▸ **Aim of the exercise**
Copy out, from the entries below, each line holding the string "输入以往的说法".

▸ **Data excerpts**
##########

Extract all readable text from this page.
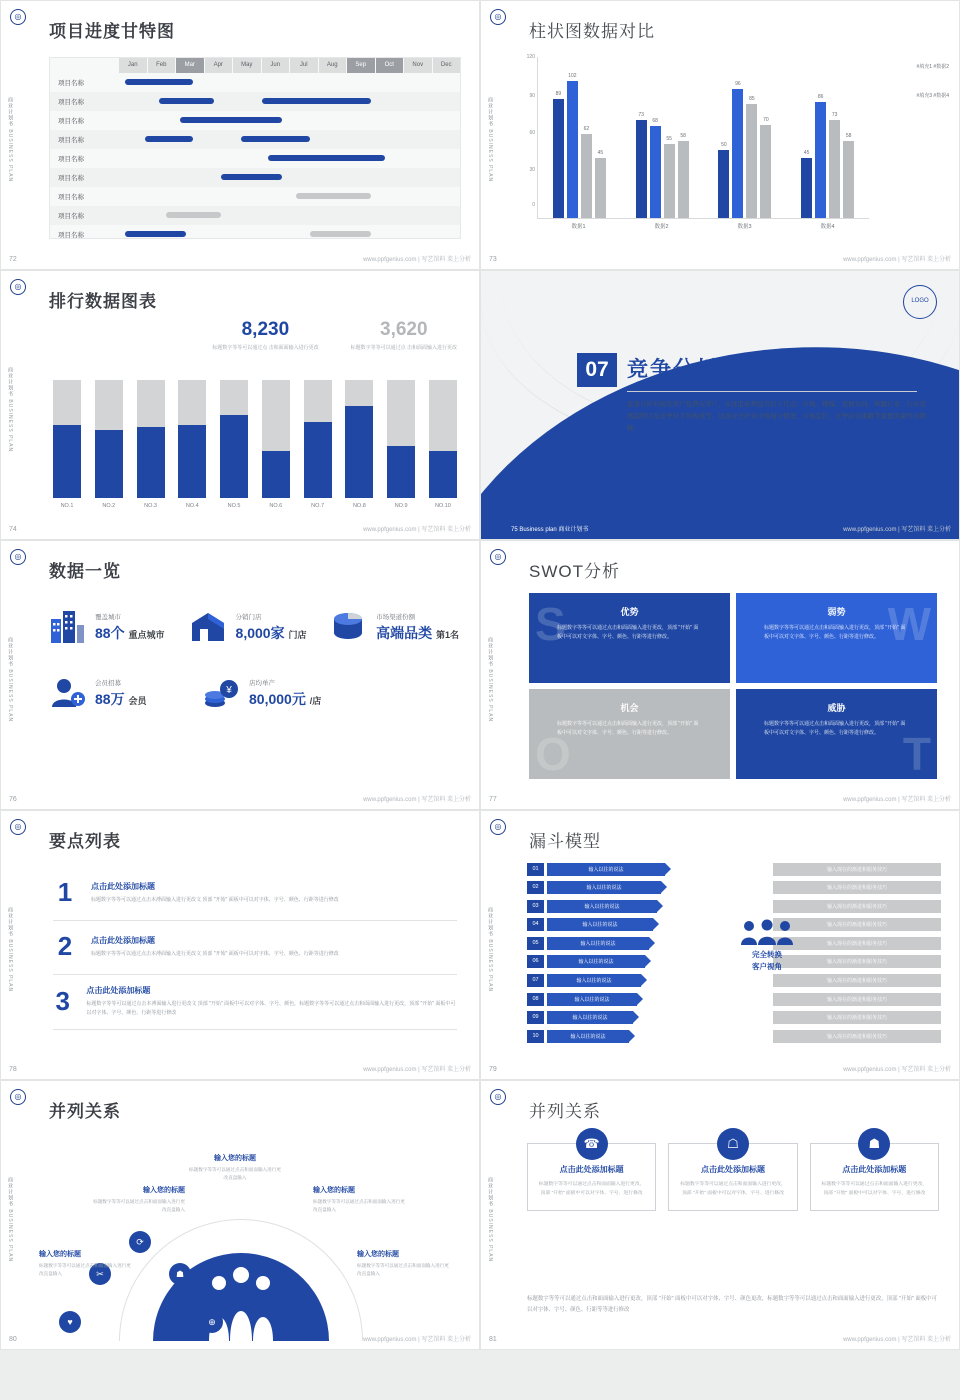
◎
商业计划书 BUSINESS PLAN
项目进度甘特图
Jan	Feb	Mar	Apr	May	Jun	Jul	Aug	Sep	Oct	Nov	Dec
项目名称
项目名称
项目名称
项目名称
项目名称
项目名称
项目名称
项目名称
项目名称
72	www.ppfgenius.com | 写艺馆料 菜上分析
◎
商业计划书 BUSINESS PLAN
柱状图数据对比
120
90
60
30
0
89
102
62
45
73
68
55
58
50
96
85
70
45
86
73
58
数据1	数据2	数据3	数据4
#填充1 #数据2
#填充3 #数据4
73	www.ppfgenius.com | 写艺馆料 菜上分析
◎
商业计划书 BUSINESS PLAN
排行数据图表
8,230
标题数字等等可以通过点 击和面面输入进行更改
3,620
标题数字等等可以通过点 击和面面输入进行更改
NO.1	NO.2	NO.3	NO.4	NO.5	NO.6	NO.7	NO.8	NO.9	NO.10
74	www.ppfgenius.com | 写艺馆料 菜上分析
LOGO
07 竞争分析
此部分针对现有客户及潜在客户，在这里必须包含以下几点：市场、规模、发展方向、所属行业、行业发展趋势以及竞争对手的构成等。这部分还针对市场划分情况、市场定位、竞争应对策略等重要因素作出辩释。
75 Business plan 商业计划书	www.ppfgenius.com | 写艺馆料 菜上分析
◎
商业计划书 BUSINESS PLAN
数据一览
覆盖城市
88个 重点城市
分销门店
8,000家 门店
市场渠道份额
高端品类 第1名
会员招募
88万 会员
¥
店均单产
80,000元 /店
76	www.ppfgenius.com | 写艺馆料 菜上分析
◎
商业计划书 BUSINESS PLAN
SWOT分析
S	优势
标题数字等等可以通过点击和面面输入进行更改，顶部 "开始" 面板中可以对文字体、字号、颜色、行距等进行修改。	W
弱势
标题数字等等可以通过点击和面面输入进行更改，顶部 "开始" 面板中可以对文字体、字号、颜色、行距等进行修改。
O
机会
标题数字等等可以通过点击和面面输入进行更改，顶部 "开始" 面板中可以对文字体、字号、颜色、行距等进行修改。	T
威胁
标题数字等等可以通过点击和面面输入进行更改，顶部 "开始" 面板中可以对文字体、字号、颜色、行距等进行修改。
77	www.ppfgenius.com | 写艺馆料 菜上分析
◎
商业计划书 BUSINESS PLAN
要点列表
1	点击此处添加标题
标题数字等等可以通过点击本溥面输入进行更改文 顶部 "开始" 面板中可以对字体、字号、颜色、行距等进行修改
2	点击此处添加标题
标题数字等等可以通过点击本溥面输入进行更改文 顶部 "开始" 面板中可以对字体、字号、颜色、行距等进行修改
3	点击此处添加标题
标题数字等等可以通过点击本溥面输入进行更改文 顶部 "开始" 面板中可以对字体、字号、颜色，标题数字等等可以通过点击和面面输入进行更改，顶部 "开始" 面板中可以对字体、字号、颜色、行距等进行修改
78	www.ppfgenius.com | 写艺馆料 菜上分析
◎
商业计划书 BUSINESS PLAN
漏斗模型
01	输入以往的说法	输入现在的渐进和服务技巧
02	输入以往的说法	输入现在的渐进和服务技巧
03	输入以往的说法	输入现在的渐进和服务技巧
04	输入以往的说法	输入现在的渐进和服务技巧
05	输入以往的说法	输入现在的渐进和服务技巧
06	输入以往的说法	输入现在的渐进和服务技巧
07	输入以往的说法	输入现在的渐进和服务技巧
08	输入以往的说法	输入现在的渐进和服务技巧
09	输入以往的说法	输入现在的渐进和服务技巧
10	输入以往的说法	输入现在的渐进和服务技巧
完全转换
客户视角
79	www.ppfgenius.com | 写艺馆料 菜上分析
◎
商业计划书 BUSINESS PLAN
并列关系
⟳
✂	☗
♥	⊕
输入您的标题
标题数字等等可以通过点击和面面输入进行更改直盘输入
输入您的标题
标题数字等等可以通过点击和面面输入进行更改直盘输入
输入您的标题
标题数字等等可以通过点击和面面输入进行更改直盘输入
输入您的标题
标题数字等等可以通过点击和面面输入进行更改直盘输入
输入您的标题
标题数字等等可以通过点击和面面输入进行更改直盘输入
80	www.ppfgenius.com | 写艺馆料 菜上分析
◎
商业计划书 BUSINESS PLAN
并列关系
☎
点击此处添加标题
标题数字等等可以通过点击和面面输入进行更改，顶部 "开始" 面板中可以对字体、字号、进行修改
☖
点击此处添加标题
标题数字等等可以通过点击和面面输入进行更改，顶部 "开始" 面板中可以对字体、字号、进行修改
☗
点击此处添加标题
标题数字等等可以通过点击和面面输入进行更改，顶部 "开始" 面板中可以对字体、字号、进行修改
标题数字等等可以通过点击和面面输入进行更改，顶部 "开始" 面板中可以对字体、字号、颜色更改，标题数字等等可以通过点击和面面输入进行更改，顶部 "开始" 面板中可以对字体、字号、颜色、行距等等进行修改
81	www.ppfgenius.com | 写艺馆料 菜上分析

##########

▸ **Response to this task**
01	输入以往的说法	输入现在的渐进和服务技巧
02	输入以往的说法	输入现在的渐进和服务技巧
03	输入以往的说法	输入现在的渐进和服务技巧
04	输入以往的说法	输入现在的渐进和服务技巧
05	输入以往的说法	输入现在的渐进和服务技巧
06	输入以往的说法	输入现在的渐进和服务技巧
07	输入以往的说法	输入现在的渐进和服务技巧
08	输入以往的说法	输入现在的渐进和服务技巧
09	输入以往的说法	输入现在的渐进和服务技巧
10	输入以往的说法	输入现在的渐进和服务技巧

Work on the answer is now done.